== Exercise materials

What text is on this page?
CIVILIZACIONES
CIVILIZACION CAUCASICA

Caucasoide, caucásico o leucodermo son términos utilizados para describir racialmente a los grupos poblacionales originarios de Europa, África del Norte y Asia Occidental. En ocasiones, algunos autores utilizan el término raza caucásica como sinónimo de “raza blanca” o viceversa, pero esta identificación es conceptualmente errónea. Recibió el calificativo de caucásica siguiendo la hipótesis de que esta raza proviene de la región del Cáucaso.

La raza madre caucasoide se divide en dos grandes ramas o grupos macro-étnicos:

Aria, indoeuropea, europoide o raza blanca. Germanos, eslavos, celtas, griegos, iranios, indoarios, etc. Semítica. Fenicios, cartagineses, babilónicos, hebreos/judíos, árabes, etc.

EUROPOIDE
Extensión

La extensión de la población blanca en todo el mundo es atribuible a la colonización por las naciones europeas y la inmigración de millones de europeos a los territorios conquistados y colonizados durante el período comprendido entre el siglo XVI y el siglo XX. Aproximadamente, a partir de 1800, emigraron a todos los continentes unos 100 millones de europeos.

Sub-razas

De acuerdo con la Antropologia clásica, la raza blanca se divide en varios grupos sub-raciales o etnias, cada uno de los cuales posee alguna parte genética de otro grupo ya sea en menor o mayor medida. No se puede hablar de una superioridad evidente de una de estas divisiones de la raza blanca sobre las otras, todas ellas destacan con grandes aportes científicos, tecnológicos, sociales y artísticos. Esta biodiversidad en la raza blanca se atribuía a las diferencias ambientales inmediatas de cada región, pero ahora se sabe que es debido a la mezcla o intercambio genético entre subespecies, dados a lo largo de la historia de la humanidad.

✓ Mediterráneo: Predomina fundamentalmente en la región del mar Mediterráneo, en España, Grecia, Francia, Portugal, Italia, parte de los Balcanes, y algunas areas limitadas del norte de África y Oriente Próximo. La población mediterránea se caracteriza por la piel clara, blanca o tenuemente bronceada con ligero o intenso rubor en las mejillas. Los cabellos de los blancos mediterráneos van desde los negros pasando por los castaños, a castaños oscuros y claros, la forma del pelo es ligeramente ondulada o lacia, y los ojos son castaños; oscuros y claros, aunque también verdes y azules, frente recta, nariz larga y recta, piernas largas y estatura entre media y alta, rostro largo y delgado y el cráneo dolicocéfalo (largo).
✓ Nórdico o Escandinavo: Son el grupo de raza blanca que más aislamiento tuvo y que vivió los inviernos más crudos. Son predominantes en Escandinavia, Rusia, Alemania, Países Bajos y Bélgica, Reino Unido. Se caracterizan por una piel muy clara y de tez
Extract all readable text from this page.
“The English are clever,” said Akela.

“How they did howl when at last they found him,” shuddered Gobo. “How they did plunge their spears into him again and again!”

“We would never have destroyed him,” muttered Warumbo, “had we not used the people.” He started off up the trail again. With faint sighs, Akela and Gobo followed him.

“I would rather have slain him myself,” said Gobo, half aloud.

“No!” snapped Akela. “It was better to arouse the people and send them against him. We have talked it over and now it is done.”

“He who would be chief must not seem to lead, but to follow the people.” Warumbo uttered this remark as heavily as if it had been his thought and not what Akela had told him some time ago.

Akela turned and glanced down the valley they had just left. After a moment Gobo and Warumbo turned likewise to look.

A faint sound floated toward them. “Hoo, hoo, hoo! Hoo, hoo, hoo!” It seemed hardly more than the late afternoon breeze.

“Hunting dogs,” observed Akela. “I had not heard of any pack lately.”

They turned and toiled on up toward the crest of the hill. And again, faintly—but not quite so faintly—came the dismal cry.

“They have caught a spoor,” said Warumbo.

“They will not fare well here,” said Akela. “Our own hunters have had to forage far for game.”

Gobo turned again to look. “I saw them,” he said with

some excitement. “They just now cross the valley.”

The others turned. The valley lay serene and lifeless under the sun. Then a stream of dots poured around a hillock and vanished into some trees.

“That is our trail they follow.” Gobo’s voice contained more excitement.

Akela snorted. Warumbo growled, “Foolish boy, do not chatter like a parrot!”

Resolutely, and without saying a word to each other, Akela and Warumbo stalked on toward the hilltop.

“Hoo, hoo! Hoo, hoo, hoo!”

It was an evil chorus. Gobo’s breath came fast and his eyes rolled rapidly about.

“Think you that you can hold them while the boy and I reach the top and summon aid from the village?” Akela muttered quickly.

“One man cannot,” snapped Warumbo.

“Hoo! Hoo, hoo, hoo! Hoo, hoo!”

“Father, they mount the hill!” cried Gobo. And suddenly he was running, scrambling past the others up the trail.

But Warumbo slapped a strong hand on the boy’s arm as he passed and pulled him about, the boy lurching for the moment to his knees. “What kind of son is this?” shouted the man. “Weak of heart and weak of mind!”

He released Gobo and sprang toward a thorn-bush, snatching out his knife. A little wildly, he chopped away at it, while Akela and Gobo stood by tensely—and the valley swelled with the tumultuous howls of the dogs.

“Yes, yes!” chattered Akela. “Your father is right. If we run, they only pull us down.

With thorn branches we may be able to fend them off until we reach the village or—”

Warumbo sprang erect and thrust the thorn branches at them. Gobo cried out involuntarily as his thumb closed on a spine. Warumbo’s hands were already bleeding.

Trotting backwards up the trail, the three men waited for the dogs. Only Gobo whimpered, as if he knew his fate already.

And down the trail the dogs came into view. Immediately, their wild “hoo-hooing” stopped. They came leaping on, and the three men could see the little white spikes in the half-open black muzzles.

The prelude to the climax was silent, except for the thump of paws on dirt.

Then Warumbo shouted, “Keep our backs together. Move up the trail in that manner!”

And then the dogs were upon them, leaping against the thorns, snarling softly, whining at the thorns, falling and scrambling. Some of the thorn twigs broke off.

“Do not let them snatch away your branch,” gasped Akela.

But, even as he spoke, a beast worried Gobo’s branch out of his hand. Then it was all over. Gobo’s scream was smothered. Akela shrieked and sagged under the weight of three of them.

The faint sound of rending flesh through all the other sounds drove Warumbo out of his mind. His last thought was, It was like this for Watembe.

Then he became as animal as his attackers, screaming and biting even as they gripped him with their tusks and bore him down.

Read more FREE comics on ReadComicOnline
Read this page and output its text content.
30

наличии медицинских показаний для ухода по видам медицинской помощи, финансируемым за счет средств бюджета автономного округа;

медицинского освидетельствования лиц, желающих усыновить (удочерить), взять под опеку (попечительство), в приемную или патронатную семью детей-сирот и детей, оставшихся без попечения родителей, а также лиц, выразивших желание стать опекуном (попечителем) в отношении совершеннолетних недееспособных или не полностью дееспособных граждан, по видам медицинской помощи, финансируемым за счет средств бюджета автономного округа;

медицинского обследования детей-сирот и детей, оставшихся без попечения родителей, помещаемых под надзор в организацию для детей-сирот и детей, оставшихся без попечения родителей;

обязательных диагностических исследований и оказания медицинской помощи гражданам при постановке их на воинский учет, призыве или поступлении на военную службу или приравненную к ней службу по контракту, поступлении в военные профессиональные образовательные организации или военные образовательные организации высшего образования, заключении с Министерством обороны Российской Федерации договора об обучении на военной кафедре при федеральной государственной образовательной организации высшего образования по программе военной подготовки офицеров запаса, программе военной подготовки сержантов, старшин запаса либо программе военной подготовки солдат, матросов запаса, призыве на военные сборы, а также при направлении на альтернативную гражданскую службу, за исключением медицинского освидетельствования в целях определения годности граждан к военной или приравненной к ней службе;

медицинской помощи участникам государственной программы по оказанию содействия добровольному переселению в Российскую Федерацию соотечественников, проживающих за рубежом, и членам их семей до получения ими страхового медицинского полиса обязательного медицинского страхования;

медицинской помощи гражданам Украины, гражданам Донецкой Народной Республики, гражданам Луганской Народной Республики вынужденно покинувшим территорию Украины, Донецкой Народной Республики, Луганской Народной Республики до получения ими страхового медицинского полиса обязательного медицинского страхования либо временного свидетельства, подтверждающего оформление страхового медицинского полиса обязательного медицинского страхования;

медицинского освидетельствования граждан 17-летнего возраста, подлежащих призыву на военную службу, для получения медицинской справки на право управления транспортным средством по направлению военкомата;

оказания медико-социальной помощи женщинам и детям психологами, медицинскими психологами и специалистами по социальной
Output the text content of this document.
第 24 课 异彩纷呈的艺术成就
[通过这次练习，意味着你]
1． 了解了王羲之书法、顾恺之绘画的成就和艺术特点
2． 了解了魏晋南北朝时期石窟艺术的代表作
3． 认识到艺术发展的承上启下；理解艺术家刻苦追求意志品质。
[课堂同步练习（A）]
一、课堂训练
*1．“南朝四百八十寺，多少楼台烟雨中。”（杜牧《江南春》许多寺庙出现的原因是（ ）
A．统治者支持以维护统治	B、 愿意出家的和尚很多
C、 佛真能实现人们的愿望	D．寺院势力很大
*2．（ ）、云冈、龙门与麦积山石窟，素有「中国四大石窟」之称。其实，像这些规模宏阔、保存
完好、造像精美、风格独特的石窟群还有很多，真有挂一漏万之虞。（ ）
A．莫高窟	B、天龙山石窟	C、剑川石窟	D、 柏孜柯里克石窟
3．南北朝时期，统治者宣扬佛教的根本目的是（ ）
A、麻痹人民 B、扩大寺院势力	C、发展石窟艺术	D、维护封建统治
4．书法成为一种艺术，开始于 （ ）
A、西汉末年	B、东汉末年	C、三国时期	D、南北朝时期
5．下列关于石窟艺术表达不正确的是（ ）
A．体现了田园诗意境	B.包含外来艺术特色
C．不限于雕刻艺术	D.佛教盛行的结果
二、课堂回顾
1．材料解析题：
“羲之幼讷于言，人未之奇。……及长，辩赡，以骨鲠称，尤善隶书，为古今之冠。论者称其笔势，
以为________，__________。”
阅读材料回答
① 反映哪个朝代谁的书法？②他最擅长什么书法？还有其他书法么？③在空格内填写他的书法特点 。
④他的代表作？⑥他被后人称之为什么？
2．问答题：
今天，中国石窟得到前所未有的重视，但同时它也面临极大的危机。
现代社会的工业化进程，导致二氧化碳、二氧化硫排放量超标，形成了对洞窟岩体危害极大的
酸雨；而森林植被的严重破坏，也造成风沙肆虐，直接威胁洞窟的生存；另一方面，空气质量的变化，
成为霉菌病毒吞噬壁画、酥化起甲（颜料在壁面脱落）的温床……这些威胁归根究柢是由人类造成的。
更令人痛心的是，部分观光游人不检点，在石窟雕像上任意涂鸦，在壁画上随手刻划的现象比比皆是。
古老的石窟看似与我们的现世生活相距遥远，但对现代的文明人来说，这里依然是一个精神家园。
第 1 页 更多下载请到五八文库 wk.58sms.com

====

> Work to complete
Find the lines above that contain the word "счет" and collect them.

> Solved exercise
наличии медицинских показаний для ухода по видам медицинской помощи, финансируемым за счет средств бюджета автономного округа;
медицинского освидетельствования лиц, желающих усыновить (удочерить), взять под опеку (попечительство), в приемную или патронатную семью детей-сирот и детей, оставшихся без попечения родителей, а также лиц, выразивших желание стать опекуном (попечителем) в отношении совершеннолетних недееспособных или не полностью дееспособных граждан, по видам медицинской помощи, финансируемым за счет средств бюджета автономного округа;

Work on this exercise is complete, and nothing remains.